>> BEGIN THE INPUT
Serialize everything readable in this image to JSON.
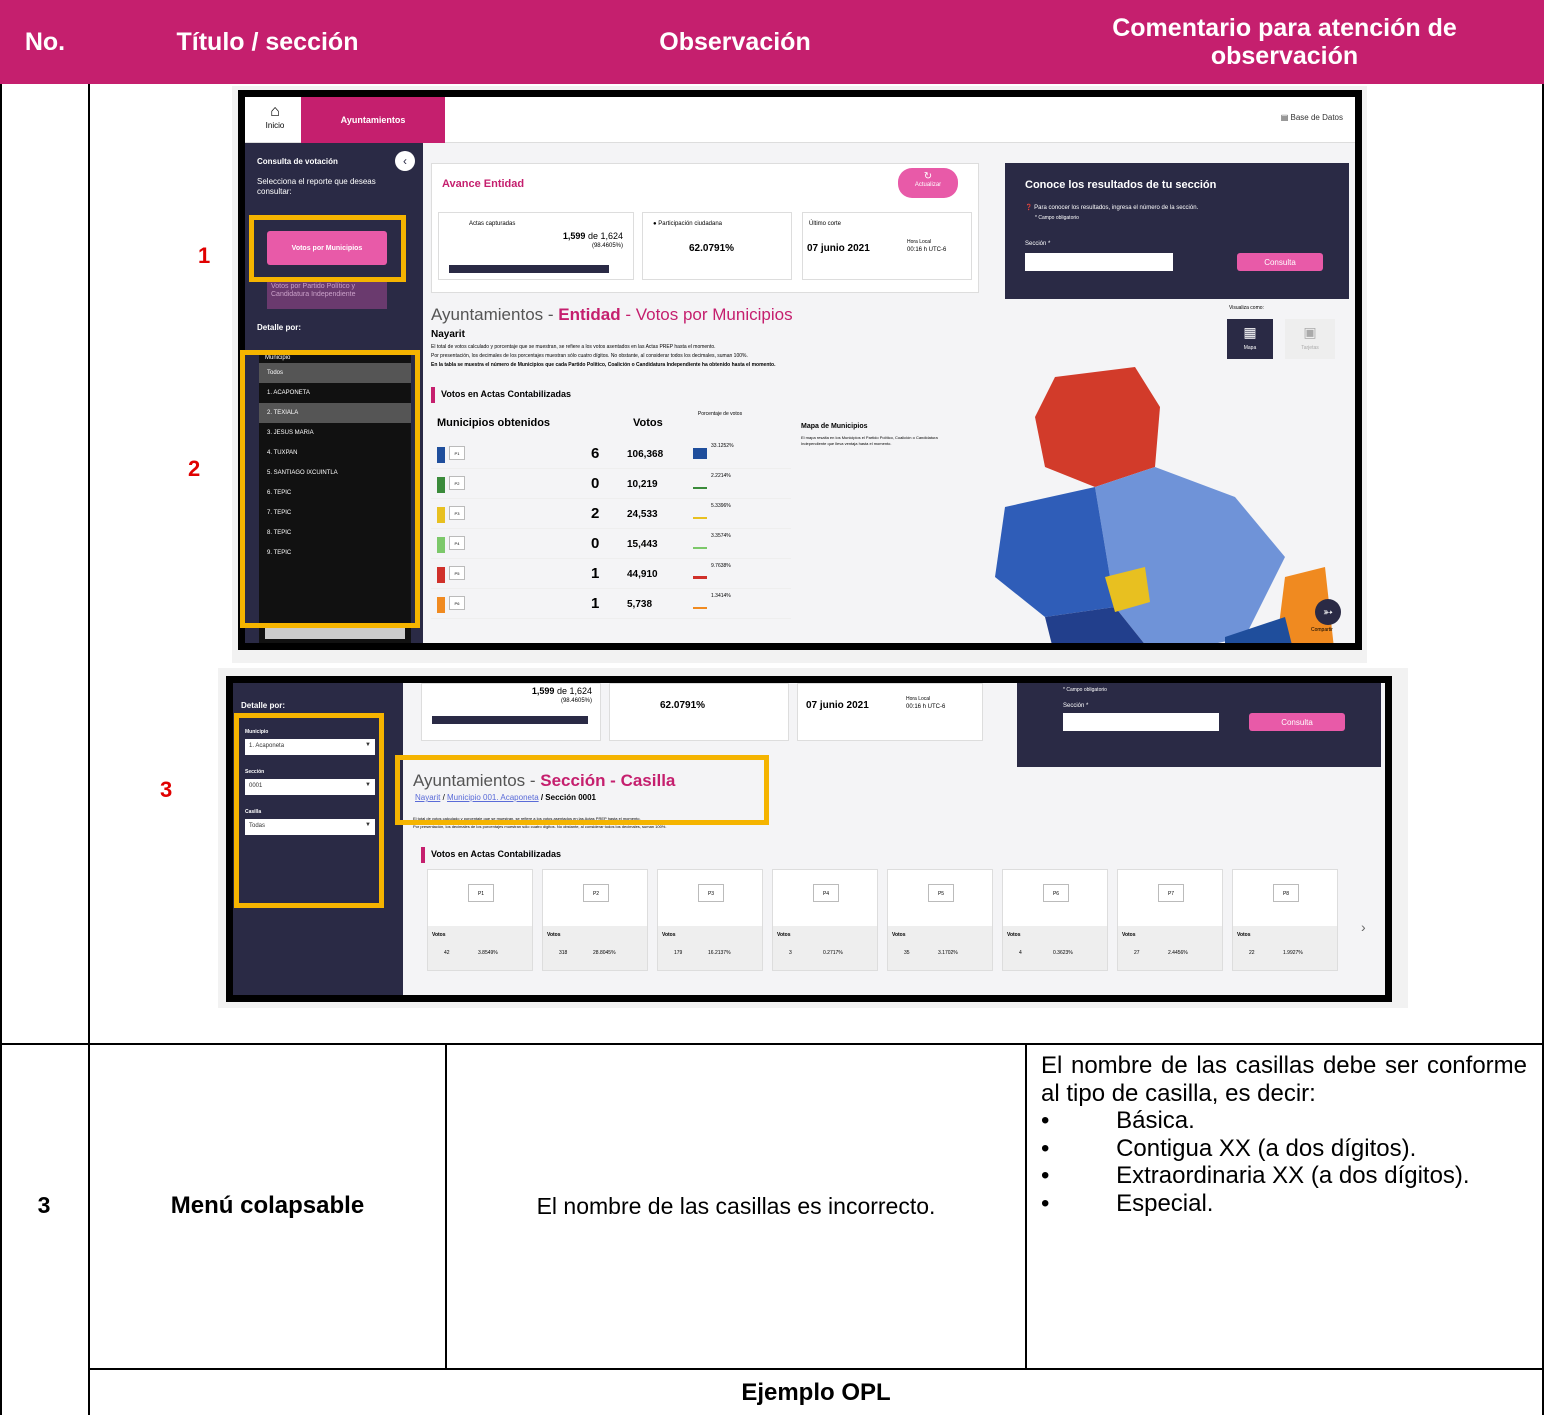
{
  "header": {
    "col_no": "No.",
    "col_title": "Título / sección",
    "col_obs": "Observación",
    "col_comment": "Comentario para atención de observación"
  },
  "row1": {
    "no": "3"
  },
  "markers": {
    "m1": "1",
    "m2": "2",
    "m3": "3"
  },
  "shot1": {
    "home_label": "Inicio",
    "tab": "Ayuntamientos",
    "db_link": "Base de Datos",
    "sidebar_title": "Consulta de votación",
    "sidebar_desc": "Selecciona el reporte que deseas consultar:",
    "btn_votos_municipio": "Votos por Municipios",
    "btn_votos_partido": "Votos por Partido Político y Candidatura Independiente",
    "detalle": "Detalle por:",
    "municipio_label": "Municipio",
    "list": [
      "Todos",
      "1. ACAPONETA",
      "2. TEXIALA",
      "3. JESUS MARIA",
      "4. TUXPAN",
      "5. SANTIAGO IXCUINTLA",
      "6. TEPIC",
      "7. TEPIC",
      "8. TEPIC",
      "9. TEPIC"
    ],
    "avance_title": "Avance Entidad",
    "actualizar": "Actualizar",
    "actas_label": "Actas capturadas",
    "actas_value": "1,599",
    "actas_de": "de 1,624",
    "actas_pct": "(98.4605%)",
    "part_label": "Participación ciudadana",
    "part_value": "62.0791%",
    "corte_label": "Último corte",
    "corte_date": "07 junio 2021",
    "hora_local": "Hora Local",
    "corte_time": "00:16 h UTC-6",
    "conoce_title": "Conoce los resultados de tu sección",
    "conoce_desc": "Para conocer los resultados, ingresa el número de la sección.",
    "campo_oblig": "* Campo obligatorio",
    "seccion_label": "Sección *",
    "consulta_btn": "Consulta",
    "page_title_a": "Ayuntamientos - ",
    "page_title_b": "Entidad",
    "page_title_c": " - Votos por Municipios",
    "state": "Nayarit",
    "desc1": "El total de votos calculado y porcentaje que se muestran, se refiere a los votos asentados en las Actas PREP hasta el momento.",
    "desc2": "Por presentación, los decimales de los porcentajes muestran sólo cuatro dígitos. No obstante, al considerar todos los decimales, suman 100%.",
    "desc3": "En la tabla se muestra el número de Municipios que cada Partido Político, Coalición o Candidatura Independiente ha obtenido hasta el momento.",
    "visualiza": "Visualiza como:",
    "mapa_btn": "Mapa",
    "tabla_btn": "Tarjetas",
    "votos_actas": "Votos en Actas Contabilizadas",
    "col_mun": "Municipios obtenidos",
    "col_votos": "Votos",
    "col_pct": "Porcentaje de votos",
    "mapa_title": "Mapa de Municipios",
    "mapa_desc": "El mapa resalta en los Municipios el Partido Político, Coalición o Candidatura Independiente que lleva ventaja hasta el momento.",
    "compartir": "Compartir",
    "rows": [
      {
        "party": "P1",
        "mun": "6",
        "votos": "106,368",
        "pct": "33.1252%",
        "color": "#1f4e9c"
      },
      {
        "party": "P2",
        "mun": "0",
        "votos": "10,219",
        "pct": "2.2214%",
        "color": "#3a8a3a"
      },
      {
        "party": "P3",
        "mun": "2",
        "votos": "24,533",
        "pct": "5.3396%",
        "color": "#e8c020"
      },
      {
        "party": "P4",
        "mun": "0",
        "votos": "15,443",
        "pct": "3.3574%",
        "color": "#7cc86a"
      },
      {
        "party": "P5",
        "mun": "1",
        "votos": "44,910",
        "pct": "9.7638%",
        "color": "#d0302a"
      },
      {
        "party": "P6",
        "mun": "1",
        "votos": "5,738",
        "pct": "1.3414%",
        "color": "#f08a20"
      }
    ]
  },
  "shot2": {
    "detalle": "Detalle por:",
    "municipio_label": "Municipio",
    "municipio_value": "1. Acaponeta",
    "seccion_label": "Sección",
    "seccion_value": "0001",
    "casilla_label": "Casilla",
    "casilla_value": "Todas",
    "actas_value": "1,599",
    "actas_de": "de 1,624",
    "actas_pct": "(98.4605%)",
    "part_value": "62.0791%",
    "corte_date": "07 junio 2021",
    "hora_local": "Hora Local",
    "corte_time": "00:16 h UTC-6",
    "campo_oblig": "* Campo obligatorio",
    "seccion_field": "Sección *",
    "consulta_btn": "Consulta",
    "title_a": "Ayuntamientos - ",
    "title_b": "Sección - Casilla",
    "crumb_a": "Nayarit",
    "crumb_sep": " / ",
    "crumb_b": "Municipio 001. Acaponeta",
    "crumb_c": " / Sección 0001",
    "desc1": "El total de votos calculado y porcentaje que se muestran, se refiere a los votos asentados en las Actas PREP hasta el momento.",
    "desc2": "Por presentación, los decimales de los porcentajes muestran sólo cuatro dígitos. No obstante, al considerar todos los decimales, suman 100%.",
    "votos_actas": "Votos en Actas Contabilizadas",
    "cards": [
      {
        "p": "P1",
        "label": "Votos",
        "v": "42",
        "pct": "3.8549%"
      },
      {
        "p": "P2",
        "label": "Votos",
        "v": "318",
        "pct": "28.8045%"
      },
      {
        "p": "P3",
        "label": "Votos",
        "v": "179",
        "pct": "16.2137%"
      },
      {
        "p": "P4",
        "label": "Votos",
        "v": "3",
        "pct": "0.2717%"
      },
      {
        "p": "P5",
        "label": "Votos",
        "v": "35",
        "pct": "3.1702%"
      },
      {
        "p": "P6",
        "label": "Votos",
        "v": "4",
        "pct": "0.3623%"
      },
      {
        "p": "P7",
        "label": "Votos",
        "v": "27",
        "pct": "2.4456%"
      },
      {
        "p": "P8",
        "label": "Votos",
        "v": "22",
        "pct": "1.9927%"
      }
    ]
  },
  "row2": {
    "no": "3",
    "title": "Menú colapsable",
    "obs": "El nombre de las casillas es incorrecto.",
    "comment_intro": "El nombre de las casillas debe ser conforme al tipo de casilla, es decir:",
    "bullets": [
      "Básica.",
      "Contigua XX (a dos dígitos).",
      "Extraordinaria XX (a dos dígitos).",
      "Especial."
    ]
  },
  "footer": {
    "ejemplo": "Ejemplo OPL"
  }
}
>> END THE INPUT
■ STATED TASK
Return all the entries word for word, but omit any pictures they contain.

■ RESPONSE FOR THIS EXERCISE
Serialize everything readable in this image to JSON.
{
  "header": {
    "col_no": "No.",
    "col_title": "Título / sección",
    "col_obs": "Observación",
    "col_comment": "Comentario para atención de observación"
  },
  "row1": {
    "no": "3"
  },
  "markers": {
    "m1": "1",
    "m2": "2",
    "m3": "3"
  },
  "shot1": {
    "home_label": "Inicio",
    "tab": "Ayuntamientos",
    "db_link": "Base de Datos",
    "sidebar_title": "Consulta de votación",
    "sidebar_desc": "Selecciona el reporte que deseas consultar:",
    "btn_votos_municipio": "Votos por Municipios",
    "btn_votos_partido": "Votos por Partido Político y Candidatura Independiente",
    "detalle": "Detalle por:",
    "municipio_label": "Municipio",
    "list": [
      "Todos",
      "1. ACAPONETA",
      "2. TEXIALA",
      "3. JESUS MARIA",
      "4. TUXPAN",
      "5. SANTIAGO IXCUINTLA",
      "6. TEPIC",
      "7. TEPIC",
      "8. TEPIC",
      "9. TEPIC"
    ],
    "avance_title": "Avance Entidad",
    "actualizar": "Actualizar",
    "actas_label": "Actas capturadas",
    "actas_value": "1,599",
    "actas_de": "de 1,624",
    "actas_pct": "(98.4605%)",
    "part_label": "Participación ciudadana",
    "part_value": "62.0791%",
    "corte_label": "Último corte",
    "corte_date": "07 junio 2021",
    "hora_local": "Hora Local",
    "corte_time": "00:16 h UTC-6",
    "conoce_title": "Conoce los resultados de tu sección",
    "conoce_desc": "Para conocer los resultados, ingresa el número de la sección.",
    "campo_oblig": "* Campo obligatorio",
    "seccion_label": "Sección *",
    "consulta_btn": "Consulta",
    "page_title_a": "Ayuntamientos - ",
    "page_title_b": "Entidad",
    "page_title_c": " - Votos por Municipios",
    "state": "Nayarit",
    "desc1": "El total de votos calculado y porcentaje que se muestran, se refiere a los votos asentados en las Actas PREP hasta el momento.",
    "desc2": "Por presentación, los decimales de los porcentajes muestran sólo cuatro dígitos. No obstante, al considerar todos los decimales, suman 100%.",
    "desc3": "En la tabla se muestra el número de Municipios que cada Partido Político, Coalición o Candidatura Independiente ha obtenido hasta el momento.",
    "visualiza": "Visualiza como:",
    "mapa_btn": "Mapa",
    "tabla_btn": "Tarjetas",
    "votos_actas": "Votos en Actas Contabilizadas",
    "col_mun": "Municipios obtenidos",
    "col_votos": "Votos",
    "col_pct": "Porcentaje de votos",
    "mapa_title": "Mapa de Municipios",
    "mapa_desc": "El mapa resalta en los Municipios el Partido Político, Coalición o Candidatura Independiente que lleva ventaja hasta el momento.",
    "compartir": "Compartir",
    "rows": [
      {
        "party": "P1",
        "mun": "6",
        "votos": "106,368",
        "pct": "33.1252%",
        "color": "#1f4e9c"
      },
      {
        "party": "P2",
        "mun": "0",
        "votos": "10,219",
        "pct": "2.2214%",
        "color": "#3a8a3a"
      },
      {
        "party": "P3",
        "mun": "2",
        "votos": "24,533",
        "pct": "5.3396%",
        "color": "#e8c020"
      },
      {
        "party": "P4",
        "mun": "0",
        "votos": "15,443",
        "pct": "3.3574%",
        "color": "#7cc86a"
      },
      {
        "party": "P5",
        "mun": "1",
        "votos": "44,910",
        "pct": "9.7638%",
        "color": "#d0302a"
      },
      {
        "party": "P6",
        "mun": "1",
        "votos": "5,738",
        "pct": "1.3414%",
        "color": "#f08a20"
      }
    ]
  },
  "shot2": {
    "detalle": "Detalle por:",
    "municipio_label": "Municipio",
    "municipio_value": "1. Acaponeta",
    "seccion_label": "Sección",
    "seccion_value": "0001",
    "casilla_label": "Casilla",
    "casilla_value": "Todas",
    "actas_value": "1,599",
    "actas_de": "de 1,624",
    "actas_pct": "(98.4605%)",
    "part_value": "62.0791%",
    "corte_date": "07 junio 2021",
    "hora_local": "Hora Local",
    "corte_time": "00:16 h UTC-6",
    "campo_oblig": "* Campo obligatorio",
    "seccion_field": "Sección *",
    "consulta_btn": "Consulta",
    "title_a": "Ayuntamientos - ",
    "title_b": "Sección - Casilla",
    "crumb_a": "Nayarit",
    "crumb_sep": " / ",
    "crumb_b": "Municipio 001. Acaponeta",
    "crumb_c": " / Sección 0001",
    "desc1": "El total de votos calculado y porcentaje que se muestran, se refiere a los votos asentados en las Actas PREP hasta el momento.",
    "desc2": "Por presentación, los decimales de los porcentajes muestran sólo cuatro dígitos. No obstante, al considerar todos los decimales, suman 100%.",
    "votos_actas": "Votos en Actas Contabilizadas",
    "cards": [
      {
        "p": "P1",
        "label": "Votos",
        "v": "42",
        "pct": "3.8549%"
      },
      {
        "p": "P2",
        "label": "Votos",
        "v": "318",
        "pct": "28.8045%"
      },
      {
        "p": "P3",
        "label": "Votos",
        "v": "179",
        "pct": "16.2137%"
      },
      {
        "p": "P4",
        "label": "Votos",
        "v": "3",
        "pct": "0.2717%"
      },
      {
        "p": "P5",
        "label": "Votos",
        "v": "35",
        "pct": "3.1702%"
      },
      {
        "p": "P6",
        "label": "Votos",
        "v": "4",
        "pct": "0.3623%"
      },
      {
        "p": "P7",
        "label": "Votos",
        "v": "27",
        "pct": "2.4456%"
      },
      {
        "p": "P8",
        "label": "Votos",
        "v": "22",
        "pct": "1.9927%"
      }
    ]
  },
  "row2": {
    "no": "3",
    "title": "Menú colapsable",
    "obs": "El nombre de las casillas es incorrecto.",
    "comment_intro": "El nombre de las casillas debe ser conforme al tipo de casilla, es decir:",
    "bullets": [
      "Básica.",
      "Contigua XX (a dos dígitos).",
      "Extraordinaria XX (a dos dígitos).",
      "Especial."
    ]
  },
  "footer": {
    "ejemplo": "Ejemplo OPL"
  }
}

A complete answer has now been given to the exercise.